(Entries taken from a collection)
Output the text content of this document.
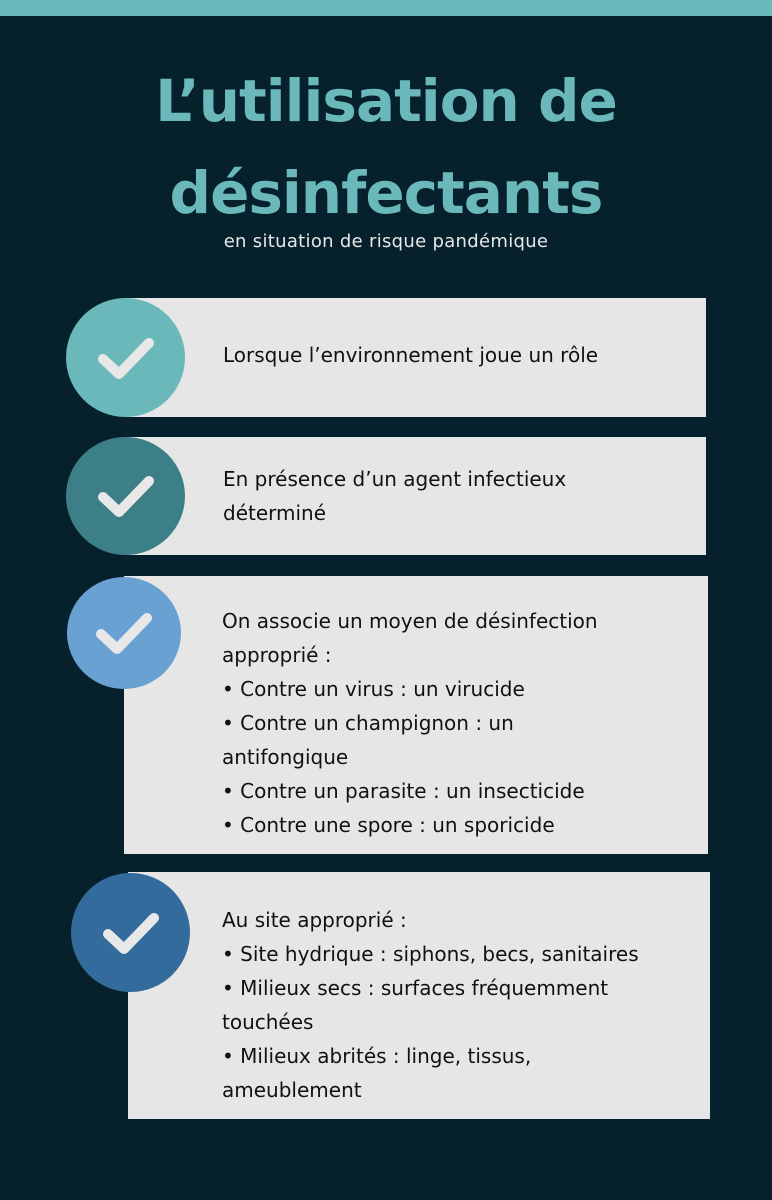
L’utilisation de
désinfectants
en situation de risque pandémique

Lorsque l’environnement joue un rôle

En présence d’un agent infectieux

déterminé

On associe un moyen de désinfection

approprié :

• Contre un virus : un virucide

• Contre un champignon : un

antifongique

• Contre un parasite : un insecticide

• Contre une spore : un sporicide

Au site approprié :

• Site hydrique : siphons, becs, sanitaires

• Milieux secs : surfaces fréquemment

touchées

• Milieux abrités : linge, tissus,

ameublement
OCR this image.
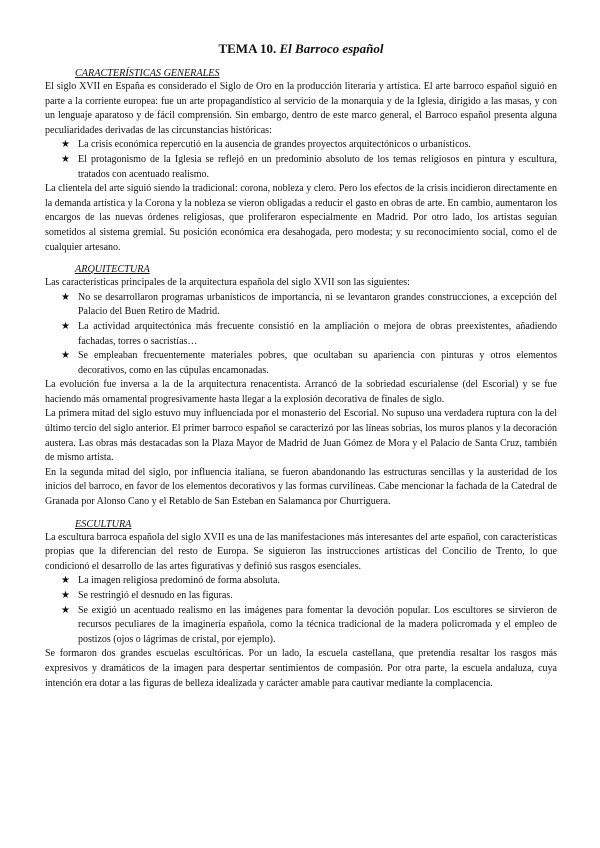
TEMA 10. El Barroco español
CARACTERÍSTICAS GENERALES

El siglo XVII en España es considerado el Siglo de Oro en la producción literaria y artística. El arte barroco español siguió en parte a la corriente europea: fue un arte propagandístico al servicio de la monarquía y de la Iglesia, dirigido a las masas, y con un lenguaje aparatoso y de fácil comprensión. Sin embargo, dentro de este marco general, el Barroco español presenta alguna peculiaridades derivadas de las circunstancias históricas:

★ La crisis económica repercutió en la ausencia de grandes proyectos arquitectónicos o urbanísticos.
★ El protagonismo de la Iglesia se reflejó en un predominio absoluto de los temas religiosos en pintura y escultura, tratados con acentuado realismo.

La clientela del arte siguió siendo la tradicional: corona, nobleza y clero. Pero los efectos de la crisis incidieron directamente en la demanda artística y la Corona y la nobleza se vieron obligadas a reducir el gasto en obras de arte. En cambio, aumentaron los encargos de las nuevas órdenes religiosas, que proliferaron especialmente en Madrid. Por otro lado, los artistas seguían sometidos al sistema gremial. Su posición económica era desahogada, pero modesta; y su reconocimiento social, como el de cualquier artesano.

ARQUITECTURA

Las características principales de la arquitectura española del siglo XVII son las siguientes:

★ No se desarrollaron programas urbanísticos de importancia, ni se levantaron grandes construcciones, a excepción del Palacio del Buen Retiro de Madrid.
★ La actividad arquitectónica más frecuente consistió en la ampliación o mejora de obras preexistentes, añadiendo fachadas, torres o sacristías…
★ Se empleaban frecuentemente materiales pobres, que ocultaban su apariencia con pinturas y otros elementos decorativos, como en las cúpulas encamonadas.

La evolución fue inversa a la de la arquitectura renacentista. Arrancó de la sobriedad escurialense (del Escorial) y se fue haciendo más ornamental progresivamente hasta llegar a la explosión decorativa de finales de siglo.

La primera mitad del siglo estuvo muy influenciada por el monasterio del Escorial. No supuso una verdadera ruptura con la del último tercio del siglo anterior. El primer barroco español se caracterizó por las líneas sobrias, los muros planos y la decoración austera. Las obras más destacadas son la Plaza Mayor de Madrid de Juan Gómez de Mora y el Palacio de Santa Cruz, también de mismo artista.

En la segunda mitad del siglo, por influencia italiana, se fueron abandonando las estructuras sencillas y la austeridad de los inicios del barroco, en favor de los elementos decorativos y las formas curvilíneas. Cabe mencionar la fachada de la Catedral de Granada por Alonso Cano y el Retablo de San Esteban en Salamanca por Churriguera.

ESCULTURA

La escultura barroca española del siglo XVII es una de las manifestaciones más interesantes del arte español, con características propias que la diferencian del resto de Europa. Se siguieron las instrucciones artísticas del Concilio de Trento, lo que condicionó el desarrollo de las artes figurativas y definió sus rasgos esenciales.

★ La imagen religiosa predominó de forma absoluta.
★ Se restringió el desnudo en las figuras.
★ Se exigió un acentuado realismo en las imágenes para fomentar la devoción popular. Los escultores se sirvieron de recursos peculiares de la imaginería española, como la técnica tradicional de la madera policromada y el empleo de postizos (ojos o lágrimas de cristal, por ejemplo).

Se formaron dos grandes escuelas escultóricas. Por un lado, la escuela castellana, que pretendía resaltar los rasgos más expresivos y dramáticos de la imagen para despertar sentimientos de compasión. Por otra parte, la escuela andaluza, cuya intención era dotar a las figuras de belleza idealizada y carácter amable para cautivar mediante la complacencia.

Required action
Copy out all lines above that include the string "this".

Task solution
Output the text content of this document.
OCR this image.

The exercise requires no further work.